▸ Objetivo a
Copia completo y sin cambios el texto sobre Augusto Monterroso que aparece abajo.

== Bloque de texto

Augusto Monterroso visto por Claribel Alegría

1 febrero, 2023

(Índole Editores, 2008)


Augusto «Tito» Monterroso
(1921-2003)

Dos días antes de salir de Washington, d.c. para México, nos llegó a ver Ninfa Santos, poeta costarricense, gran amiga de Tito, casada en ese tiempo con Ermilo Abreu Gómez.

Veíamos a menudo a Ninfa y siempre nos hablaba de él y lo celebraba.

—No dejen de llamarlo –nos dijo–; estoy segura de que se harán amigos.

Así fue. Desde nuestro hotel (el María Cristina) lo llamamos y vino a vernos en seguida. Vestía muy pulcramente. Tomamos unas copas allí y nos fuimos a cenar al Samborns. Hablamos mucho de Ninfa, de sus bellos poemas, y Bud y yo nos deleitamos con el sentido de humor de Tito y su erudición. Regresamos al hotel como a la media noche, sintiéndonos ya muy cercanos. 

Tito se empeñaba en que debíamos conocer a sus amigos. Esa misma semana hizo una reunión inolvidable en su apartamento. Fue allí, como ya dije antes, que conocimos a Rulfo y a tantos amigos entrañables.

Cómo  nos reíamos con las ocurrencias de Tito. Nunca he conocido a alguien con tan agudo sentido de humor. Empezaba por burlarse de sí mismo.

—Estoy destinado a ser embajador de los Países Bajos–, nos decía, haciendo alusión a su corta estatura.

====

▸ Objetivo b
Convierte en una tabla Markdown las entradas desde el principio hasta la línea que contiene "Text: $C_2$: $C_2$ xyxy=(212,204,224,216)", ambas incluidas. Usa las columnas n, con el número de fila, y Línea, con el texto de cada una, y deja fuera las líneas en blanco.

== Entradas de la tarea

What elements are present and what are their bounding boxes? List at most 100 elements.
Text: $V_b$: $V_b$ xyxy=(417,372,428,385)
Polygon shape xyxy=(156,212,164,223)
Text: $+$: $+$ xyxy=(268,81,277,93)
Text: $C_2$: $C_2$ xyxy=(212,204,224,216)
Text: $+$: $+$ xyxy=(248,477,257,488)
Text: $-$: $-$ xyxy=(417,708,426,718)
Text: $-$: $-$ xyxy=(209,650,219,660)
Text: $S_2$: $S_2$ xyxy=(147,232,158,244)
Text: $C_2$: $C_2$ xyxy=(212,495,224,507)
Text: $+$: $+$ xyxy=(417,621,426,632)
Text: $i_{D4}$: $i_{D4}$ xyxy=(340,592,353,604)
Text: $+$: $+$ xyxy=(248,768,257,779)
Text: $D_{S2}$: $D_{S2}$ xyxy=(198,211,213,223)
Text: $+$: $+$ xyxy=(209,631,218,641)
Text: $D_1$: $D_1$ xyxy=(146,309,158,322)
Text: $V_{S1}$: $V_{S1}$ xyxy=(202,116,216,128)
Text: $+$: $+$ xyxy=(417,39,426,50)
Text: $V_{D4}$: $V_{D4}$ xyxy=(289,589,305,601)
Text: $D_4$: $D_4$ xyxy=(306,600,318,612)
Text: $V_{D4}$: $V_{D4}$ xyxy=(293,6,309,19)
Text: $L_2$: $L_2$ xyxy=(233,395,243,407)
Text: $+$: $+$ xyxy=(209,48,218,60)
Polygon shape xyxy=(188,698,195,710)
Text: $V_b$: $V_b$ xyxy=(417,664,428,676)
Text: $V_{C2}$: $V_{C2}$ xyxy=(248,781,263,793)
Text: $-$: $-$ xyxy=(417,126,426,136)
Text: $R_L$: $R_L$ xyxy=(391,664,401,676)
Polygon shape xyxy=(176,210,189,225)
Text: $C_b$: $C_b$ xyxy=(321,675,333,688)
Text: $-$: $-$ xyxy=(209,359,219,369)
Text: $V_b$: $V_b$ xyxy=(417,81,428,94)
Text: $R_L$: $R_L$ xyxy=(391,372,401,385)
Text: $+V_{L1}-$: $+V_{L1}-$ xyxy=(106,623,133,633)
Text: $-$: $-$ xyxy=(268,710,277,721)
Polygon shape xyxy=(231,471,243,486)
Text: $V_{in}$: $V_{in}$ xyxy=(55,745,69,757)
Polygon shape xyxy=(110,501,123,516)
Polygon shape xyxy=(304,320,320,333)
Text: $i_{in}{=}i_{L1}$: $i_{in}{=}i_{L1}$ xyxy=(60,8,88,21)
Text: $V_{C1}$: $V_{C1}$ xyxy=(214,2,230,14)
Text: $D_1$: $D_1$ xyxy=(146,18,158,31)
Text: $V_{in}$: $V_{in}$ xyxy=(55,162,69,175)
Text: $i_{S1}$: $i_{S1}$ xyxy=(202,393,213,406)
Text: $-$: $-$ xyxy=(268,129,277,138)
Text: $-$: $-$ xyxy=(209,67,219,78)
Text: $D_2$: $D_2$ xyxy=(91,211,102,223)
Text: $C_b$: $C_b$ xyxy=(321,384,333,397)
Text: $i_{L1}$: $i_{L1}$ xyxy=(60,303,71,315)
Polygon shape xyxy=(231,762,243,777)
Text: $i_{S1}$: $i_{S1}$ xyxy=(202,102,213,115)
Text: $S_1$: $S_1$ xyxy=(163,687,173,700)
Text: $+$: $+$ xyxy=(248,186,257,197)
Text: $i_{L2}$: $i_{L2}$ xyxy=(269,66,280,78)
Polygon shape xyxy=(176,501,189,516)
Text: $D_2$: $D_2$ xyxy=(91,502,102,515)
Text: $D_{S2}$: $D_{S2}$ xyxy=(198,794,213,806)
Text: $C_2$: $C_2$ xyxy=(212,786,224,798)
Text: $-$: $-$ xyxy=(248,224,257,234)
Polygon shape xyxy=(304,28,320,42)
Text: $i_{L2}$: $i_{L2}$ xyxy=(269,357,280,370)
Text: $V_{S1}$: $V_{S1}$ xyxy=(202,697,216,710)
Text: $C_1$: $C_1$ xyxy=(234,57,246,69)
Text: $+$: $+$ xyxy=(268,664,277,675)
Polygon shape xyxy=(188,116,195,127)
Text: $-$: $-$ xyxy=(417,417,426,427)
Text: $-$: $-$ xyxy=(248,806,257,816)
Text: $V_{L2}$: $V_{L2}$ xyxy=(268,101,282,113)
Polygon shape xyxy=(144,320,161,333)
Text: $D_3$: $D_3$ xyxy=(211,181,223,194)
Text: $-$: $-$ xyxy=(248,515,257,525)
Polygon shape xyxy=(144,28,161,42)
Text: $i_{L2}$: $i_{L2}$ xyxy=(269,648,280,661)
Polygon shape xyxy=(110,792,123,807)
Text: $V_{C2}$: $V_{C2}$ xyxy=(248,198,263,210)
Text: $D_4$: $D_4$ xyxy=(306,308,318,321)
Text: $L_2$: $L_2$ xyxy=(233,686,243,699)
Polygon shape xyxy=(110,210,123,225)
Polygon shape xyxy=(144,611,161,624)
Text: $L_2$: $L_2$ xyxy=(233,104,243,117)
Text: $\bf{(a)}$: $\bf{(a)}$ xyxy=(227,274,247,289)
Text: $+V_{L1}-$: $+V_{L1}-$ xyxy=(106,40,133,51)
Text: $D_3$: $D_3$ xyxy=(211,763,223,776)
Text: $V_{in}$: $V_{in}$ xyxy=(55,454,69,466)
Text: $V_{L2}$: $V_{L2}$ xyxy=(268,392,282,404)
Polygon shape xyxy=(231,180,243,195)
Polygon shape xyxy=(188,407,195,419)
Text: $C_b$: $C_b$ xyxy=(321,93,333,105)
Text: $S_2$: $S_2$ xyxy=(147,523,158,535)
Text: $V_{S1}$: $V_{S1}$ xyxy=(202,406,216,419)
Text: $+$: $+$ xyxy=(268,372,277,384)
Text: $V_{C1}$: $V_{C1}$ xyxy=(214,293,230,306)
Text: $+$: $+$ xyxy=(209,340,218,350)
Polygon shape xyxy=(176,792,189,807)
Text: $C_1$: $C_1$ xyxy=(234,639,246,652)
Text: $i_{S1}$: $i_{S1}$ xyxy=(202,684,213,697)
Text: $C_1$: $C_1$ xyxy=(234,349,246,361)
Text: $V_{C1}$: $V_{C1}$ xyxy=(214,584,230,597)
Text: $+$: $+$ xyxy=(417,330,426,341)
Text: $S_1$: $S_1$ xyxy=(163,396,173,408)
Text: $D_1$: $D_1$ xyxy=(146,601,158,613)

====

▸ Resultado final a
Augusto Monterroso visto por Claribel Alegría

1 febrero, 2023

(Índole Editores, 2008)


Augusto «Tito» Monterroso
(1921-2003)

Dos días antes de salir de Washington, d.c. para México, nos llegó a ver Ninfa Santos, poeta costarricense, gran amiga de Tito, casada en ese tiempo con Ermilo Abreu Gómez.

Veíamos a menudo a Ninfa y siempre nos hablaba de él y lo celebraba.

—No dejen de llamarlo –nos dijo–; estoy segura de que se harán amigos.

Así fue. Desde nuestro hotel (el María Cristina) lo llamamos y vino a vernos en seguida. Vestía muy pulcramente. Tomamos unas copas allí y nos fuimos a cenar al Samborns. Hablamos mucho de Ninfa, de sus bellos poemas, y Bud y yo nos deleitamos con el sentido de humor de Tito y su erudición. Regresamos al hotel como a la media noche, sintiéndonos ya muy cercanos. 

Tito se empeñaba en que debíamos conocer a sus amigos. Esa misma semana hizo una reunión inolvidable en su apartamento. Fue allí, como ya dije antes, que conocimos a Rulfo y a tantos amigos entrañables.

Cómo  nos reíamos con las ocurrencias de Tito. Nunca he conocido a alguien con tan agudo sentido de humor. Empezaba por burlarse de sí mismo.

—Estoy destinado a ser embajador de los Países Bajos–, nos decía, haciendo alusión a su corta estatura.

▸ Resultado final b
| n | Línea |
|---|---|
| 1 | What elements are present and what are their bounding boxes? List at most 100 elements. |
| 2 | Text: $V_b$: $V_b$ xyxy=(417,372,428,385) |
| 3 | Polygon shape xyxy=(156,212,164,223) |
| 4 | Text: $+$: $+$ xyxy=(268,81,277,93) |
| 5 | Text: $C_2$: $C_2$ xyxy=(212,204,224,216) |